RECORDS TO PROCESS |

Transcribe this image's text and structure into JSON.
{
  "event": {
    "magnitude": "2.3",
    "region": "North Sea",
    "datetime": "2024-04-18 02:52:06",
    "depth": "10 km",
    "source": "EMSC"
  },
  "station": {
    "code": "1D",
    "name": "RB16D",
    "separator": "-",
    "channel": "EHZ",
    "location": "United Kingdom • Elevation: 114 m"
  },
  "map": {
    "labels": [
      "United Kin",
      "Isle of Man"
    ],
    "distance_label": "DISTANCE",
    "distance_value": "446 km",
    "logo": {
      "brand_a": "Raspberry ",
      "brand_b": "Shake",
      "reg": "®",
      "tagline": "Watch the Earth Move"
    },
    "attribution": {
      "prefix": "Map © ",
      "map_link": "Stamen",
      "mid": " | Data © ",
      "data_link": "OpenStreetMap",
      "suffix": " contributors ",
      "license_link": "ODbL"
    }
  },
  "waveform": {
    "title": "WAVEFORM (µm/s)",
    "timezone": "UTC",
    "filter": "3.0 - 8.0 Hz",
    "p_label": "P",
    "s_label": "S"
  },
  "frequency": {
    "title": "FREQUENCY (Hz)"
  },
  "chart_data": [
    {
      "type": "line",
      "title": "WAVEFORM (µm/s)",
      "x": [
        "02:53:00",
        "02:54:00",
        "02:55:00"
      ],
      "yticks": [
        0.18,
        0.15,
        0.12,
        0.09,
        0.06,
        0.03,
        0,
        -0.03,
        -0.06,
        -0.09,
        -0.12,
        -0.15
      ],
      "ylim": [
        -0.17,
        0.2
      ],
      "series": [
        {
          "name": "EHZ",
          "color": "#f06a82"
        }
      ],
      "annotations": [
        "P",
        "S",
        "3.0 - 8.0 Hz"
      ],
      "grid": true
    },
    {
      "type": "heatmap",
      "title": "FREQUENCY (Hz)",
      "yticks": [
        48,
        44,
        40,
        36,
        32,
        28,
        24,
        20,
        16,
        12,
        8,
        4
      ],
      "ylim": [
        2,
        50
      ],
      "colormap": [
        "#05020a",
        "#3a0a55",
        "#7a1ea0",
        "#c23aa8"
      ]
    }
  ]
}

WRITTEN EXERCISE | Scan the entries above for the word "title" and collect each line holding it.

TASK RESPONSE |
    "title": "WAVEFORM (µm/s)",
    "title": "FREQUENCY (Hz)"
      "title": "WAVEFORM (µm/s)",
      "title": "FREQUENCY (Hz)",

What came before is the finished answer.